#### Task requirements
Omit all pictures. Copy the rest of the material exactly.

Chart and figure data:

▶

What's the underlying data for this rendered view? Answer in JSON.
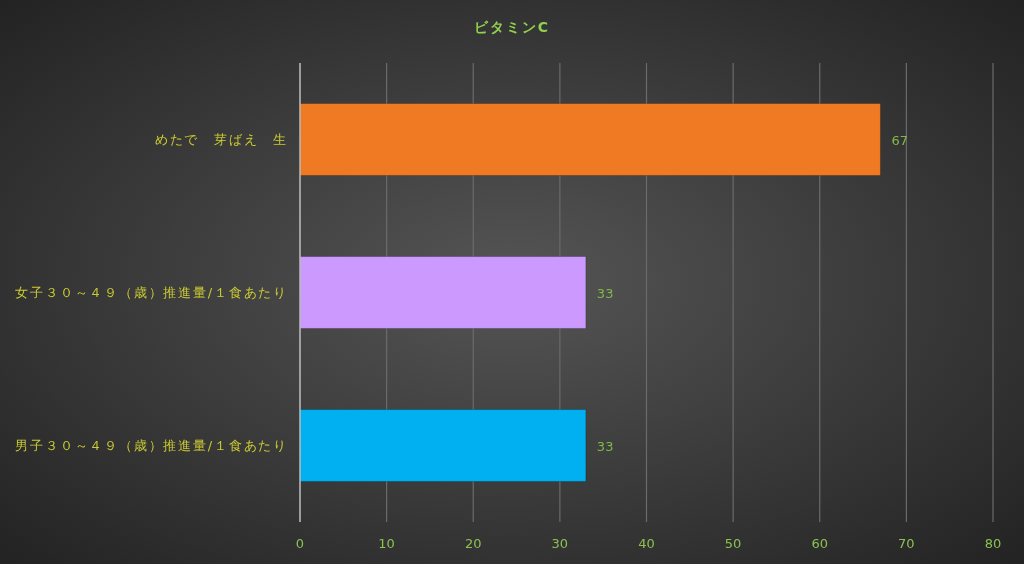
{
  "chart_data": {
    "type": "bar",
    "orientation": "horizontal",
    "title": "ビタミンC",
    "categories": [
      "めたで　芽ばえ　生",
      "女子３０～４９（歳）推進量/１食あたり",
      "男子３０～４９（歳）推進量/１食あたり"
    ],
    "values": [
      67,
      33,
      33
    ],
    "colors": [
      "#f07a24",
      "#cc99ff",
      "#00b0f0"
    ],
    "xlim": [
      0,
      80
    ],
    "xticks": [
      0,
      10,
      20,
      30,
      40,
      50,
      60,
      70,
      80
    ],
    "grid": "x",
    "data_labels": true
  }
}
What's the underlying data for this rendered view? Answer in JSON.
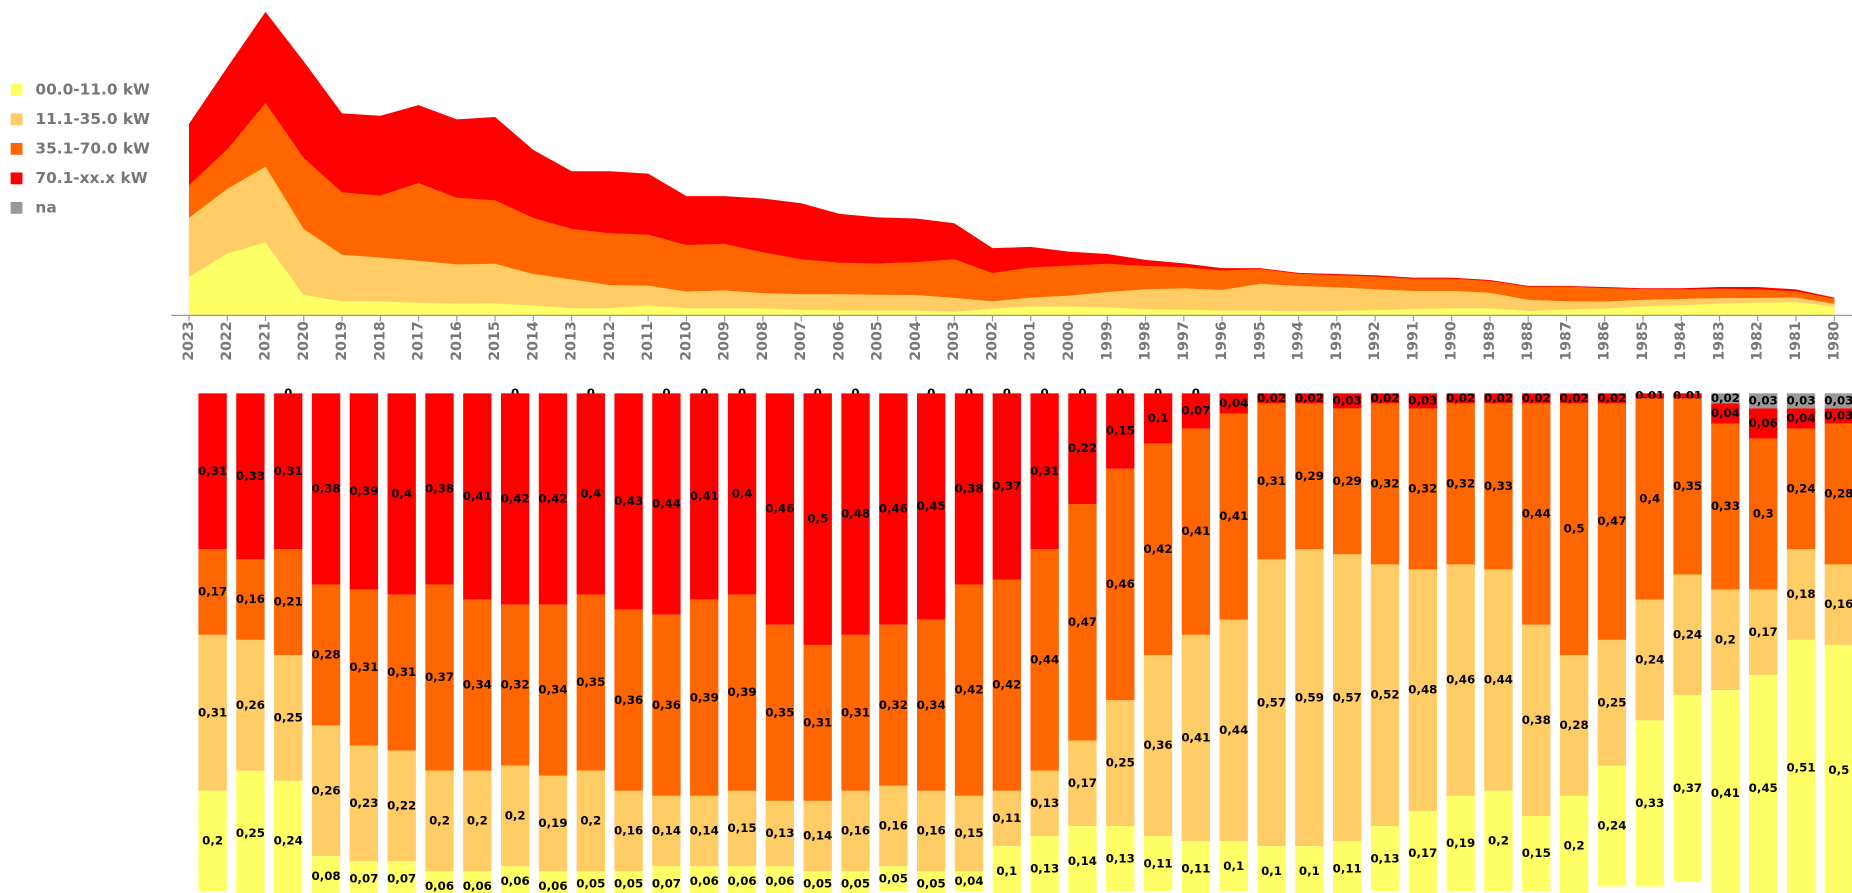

◀

#### Full solution
What's the underlying data for this rendered view? Answer in JSON.
{
  "chart_data": {
    "type": "bar",
    "orientation": "horizontal",
    "title": "ビタミンC",
    "categories": [
      "めたで　芽ばえ　生",
      "女子３０～４９（歳）推進量/１食あたり",
      "男子３０～４９（歳）推進量/１食あたり"
    ],
    "values": [
      67,
      33,
      33
    ],
    "colors": [
      "#f07a24",
      "#cc99ff",
      "#00b0f0"
    ],
    "xlim": [
      0,
      80
    ],
    "xticks": [
      0,
      10,
      20,
      30,
      40,
      50,
      60,
      70,
      80
    ],
    "grid": "x",
    "data_labels": true
  }
}
What's the underlying data for this rendered view? Answer in JSON.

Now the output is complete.